-- BEGIN --

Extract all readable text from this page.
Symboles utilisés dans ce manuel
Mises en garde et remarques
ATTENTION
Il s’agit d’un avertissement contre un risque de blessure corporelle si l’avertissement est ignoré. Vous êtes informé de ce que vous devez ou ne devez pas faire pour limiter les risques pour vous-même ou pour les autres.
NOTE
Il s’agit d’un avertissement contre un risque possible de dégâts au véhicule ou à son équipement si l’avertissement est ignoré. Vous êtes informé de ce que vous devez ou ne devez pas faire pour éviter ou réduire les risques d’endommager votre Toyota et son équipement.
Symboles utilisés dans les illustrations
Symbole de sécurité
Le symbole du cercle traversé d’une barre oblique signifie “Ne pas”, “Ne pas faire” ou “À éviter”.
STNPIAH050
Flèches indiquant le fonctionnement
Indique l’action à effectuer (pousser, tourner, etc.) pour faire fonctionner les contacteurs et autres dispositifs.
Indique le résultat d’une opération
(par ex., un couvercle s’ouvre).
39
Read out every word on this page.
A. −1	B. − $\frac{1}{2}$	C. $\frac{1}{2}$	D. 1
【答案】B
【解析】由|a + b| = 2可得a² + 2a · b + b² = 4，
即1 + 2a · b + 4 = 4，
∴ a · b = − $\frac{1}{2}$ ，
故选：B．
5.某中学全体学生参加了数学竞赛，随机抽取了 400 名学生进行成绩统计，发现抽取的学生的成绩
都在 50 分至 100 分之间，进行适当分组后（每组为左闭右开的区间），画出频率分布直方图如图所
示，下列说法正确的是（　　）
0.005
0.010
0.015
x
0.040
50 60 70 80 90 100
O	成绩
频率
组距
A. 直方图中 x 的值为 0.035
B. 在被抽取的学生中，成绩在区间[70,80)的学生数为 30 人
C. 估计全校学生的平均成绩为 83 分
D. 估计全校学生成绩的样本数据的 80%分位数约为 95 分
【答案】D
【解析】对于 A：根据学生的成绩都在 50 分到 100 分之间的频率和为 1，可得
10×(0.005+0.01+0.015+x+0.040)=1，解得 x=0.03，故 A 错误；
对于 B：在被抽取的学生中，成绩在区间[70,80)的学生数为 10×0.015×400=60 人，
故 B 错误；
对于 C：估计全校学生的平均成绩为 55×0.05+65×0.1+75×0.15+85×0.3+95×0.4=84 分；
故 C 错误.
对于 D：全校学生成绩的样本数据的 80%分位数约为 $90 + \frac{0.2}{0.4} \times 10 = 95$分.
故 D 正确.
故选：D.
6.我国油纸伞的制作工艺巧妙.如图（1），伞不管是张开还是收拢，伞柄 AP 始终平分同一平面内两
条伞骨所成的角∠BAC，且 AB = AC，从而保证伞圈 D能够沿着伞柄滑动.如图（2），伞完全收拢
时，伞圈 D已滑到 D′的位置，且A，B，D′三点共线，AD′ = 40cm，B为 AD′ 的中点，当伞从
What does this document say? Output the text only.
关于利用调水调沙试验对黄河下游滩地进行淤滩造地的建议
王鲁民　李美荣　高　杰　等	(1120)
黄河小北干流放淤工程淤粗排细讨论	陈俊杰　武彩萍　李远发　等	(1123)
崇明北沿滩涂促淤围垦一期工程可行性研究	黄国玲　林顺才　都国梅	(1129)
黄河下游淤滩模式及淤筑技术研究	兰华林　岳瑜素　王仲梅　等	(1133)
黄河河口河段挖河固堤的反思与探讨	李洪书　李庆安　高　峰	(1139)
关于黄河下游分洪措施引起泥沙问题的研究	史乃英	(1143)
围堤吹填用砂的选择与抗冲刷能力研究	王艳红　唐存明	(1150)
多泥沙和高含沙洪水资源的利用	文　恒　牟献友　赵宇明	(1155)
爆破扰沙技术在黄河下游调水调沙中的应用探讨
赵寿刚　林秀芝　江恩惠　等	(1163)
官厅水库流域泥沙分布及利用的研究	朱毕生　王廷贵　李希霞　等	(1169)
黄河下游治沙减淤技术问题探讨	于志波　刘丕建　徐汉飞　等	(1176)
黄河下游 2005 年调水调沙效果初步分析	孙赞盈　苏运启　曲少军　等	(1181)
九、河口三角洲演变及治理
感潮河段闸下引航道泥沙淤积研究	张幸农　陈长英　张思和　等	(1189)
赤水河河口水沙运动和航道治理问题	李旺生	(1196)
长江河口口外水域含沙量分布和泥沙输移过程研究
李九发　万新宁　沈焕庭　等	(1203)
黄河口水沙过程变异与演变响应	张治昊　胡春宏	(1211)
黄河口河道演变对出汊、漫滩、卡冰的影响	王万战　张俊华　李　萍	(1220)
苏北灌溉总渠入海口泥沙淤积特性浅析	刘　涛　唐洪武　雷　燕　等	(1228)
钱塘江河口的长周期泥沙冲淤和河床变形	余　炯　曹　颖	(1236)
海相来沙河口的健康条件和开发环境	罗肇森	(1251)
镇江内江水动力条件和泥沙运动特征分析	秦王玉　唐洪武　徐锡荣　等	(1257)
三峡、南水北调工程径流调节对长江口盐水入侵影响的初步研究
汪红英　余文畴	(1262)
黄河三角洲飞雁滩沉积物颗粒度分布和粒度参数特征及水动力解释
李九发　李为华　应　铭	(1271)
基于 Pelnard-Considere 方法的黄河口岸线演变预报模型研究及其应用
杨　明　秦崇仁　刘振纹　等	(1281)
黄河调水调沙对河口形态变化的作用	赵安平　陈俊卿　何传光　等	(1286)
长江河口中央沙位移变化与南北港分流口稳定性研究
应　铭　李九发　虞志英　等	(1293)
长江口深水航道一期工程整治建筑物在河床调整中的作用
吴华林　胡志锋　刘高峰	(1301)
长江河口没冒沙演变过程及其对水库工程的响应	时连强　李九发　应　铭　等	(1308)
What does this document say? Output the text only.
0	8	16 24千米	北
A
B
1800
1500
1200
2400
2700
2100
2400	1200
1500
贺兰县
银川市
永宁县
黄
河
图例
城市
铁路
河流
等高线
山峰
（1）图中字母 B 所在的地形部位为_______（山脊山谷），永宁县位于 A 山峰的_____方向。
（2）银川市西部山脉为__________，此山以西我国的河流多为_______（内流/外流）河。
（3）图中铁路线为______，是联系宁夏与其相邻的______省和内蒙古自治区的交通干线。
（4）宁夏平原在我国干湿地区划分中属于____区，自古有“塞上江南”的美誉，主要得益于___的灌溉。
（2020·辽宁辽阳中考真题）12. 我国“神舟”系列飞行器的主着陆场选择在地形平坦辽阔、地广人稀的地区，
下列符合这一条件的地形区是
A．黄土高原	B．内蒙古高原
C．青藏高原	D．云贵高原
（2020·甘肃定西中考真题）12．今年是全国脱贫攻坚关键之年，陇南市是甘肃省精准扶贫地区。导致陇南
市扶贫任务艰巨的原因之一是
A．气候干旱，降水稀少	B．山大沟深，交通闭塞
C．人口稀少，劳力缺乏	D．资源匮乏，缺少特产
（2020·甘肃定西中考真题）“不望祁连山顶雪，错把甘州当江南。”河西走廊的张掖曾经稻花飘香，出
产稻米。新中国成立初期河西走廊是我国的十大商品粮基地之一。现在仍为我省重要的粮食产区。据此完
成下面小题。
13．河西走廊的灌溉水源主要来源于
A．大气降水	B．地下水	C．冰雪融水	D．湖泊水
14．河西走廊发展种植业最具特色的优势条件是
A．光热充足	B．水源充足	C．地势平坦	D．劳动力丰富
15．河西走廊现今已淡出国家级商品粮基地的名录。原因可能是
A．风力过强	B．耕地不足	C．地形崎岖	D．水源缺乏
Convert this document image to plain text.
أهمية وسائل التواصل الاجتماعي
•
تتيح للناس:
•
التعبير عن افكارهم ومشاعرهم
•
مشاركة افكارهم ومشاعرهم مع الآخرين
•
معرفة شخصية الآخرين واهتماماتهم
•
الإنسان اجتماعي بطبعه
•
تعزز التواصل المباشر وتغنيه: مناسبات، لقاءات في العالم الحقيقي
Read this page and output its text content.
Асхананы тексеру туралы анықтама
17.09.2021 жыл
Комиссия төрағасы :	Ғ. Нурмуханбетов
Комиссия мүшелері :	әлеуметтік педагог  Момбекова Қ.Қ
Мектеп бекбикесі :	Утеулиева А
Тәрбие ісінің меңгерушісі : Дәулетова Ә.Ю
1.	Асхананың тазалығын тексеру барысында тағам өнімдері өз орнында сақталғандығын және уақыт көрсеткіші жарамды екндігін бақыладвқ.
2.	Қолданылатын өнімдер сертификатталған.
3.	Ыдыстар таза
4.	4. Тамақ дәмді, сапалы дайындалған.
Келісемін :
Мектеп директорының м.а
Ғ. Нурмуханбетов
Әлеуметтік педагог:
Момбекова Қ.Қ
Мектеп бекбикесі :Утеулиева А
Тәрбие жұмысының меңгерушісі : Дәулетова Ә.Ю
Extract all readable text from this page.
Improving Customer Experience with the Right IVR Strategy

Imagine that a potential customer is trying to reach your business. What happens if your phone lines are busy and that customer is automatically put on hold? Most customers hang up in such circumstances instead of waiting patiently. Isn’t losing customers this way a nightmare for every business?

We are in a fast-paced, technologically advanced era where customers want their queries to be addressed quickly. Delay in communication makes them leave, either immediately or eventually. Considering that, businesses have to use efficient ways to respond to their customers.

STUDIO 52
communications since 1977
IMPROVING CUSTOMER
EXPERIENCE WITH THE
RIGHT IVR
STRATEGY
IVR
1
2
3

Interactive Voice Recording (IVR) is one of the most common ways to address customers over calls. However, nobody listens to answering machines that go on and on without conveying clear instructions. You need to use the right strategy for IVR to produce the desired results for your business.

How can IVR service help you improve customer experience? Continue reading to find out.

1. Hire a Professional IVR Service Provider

-- END --

Report how many lines of the listing above include the word "Тәрбие". Say nothing but the number.

2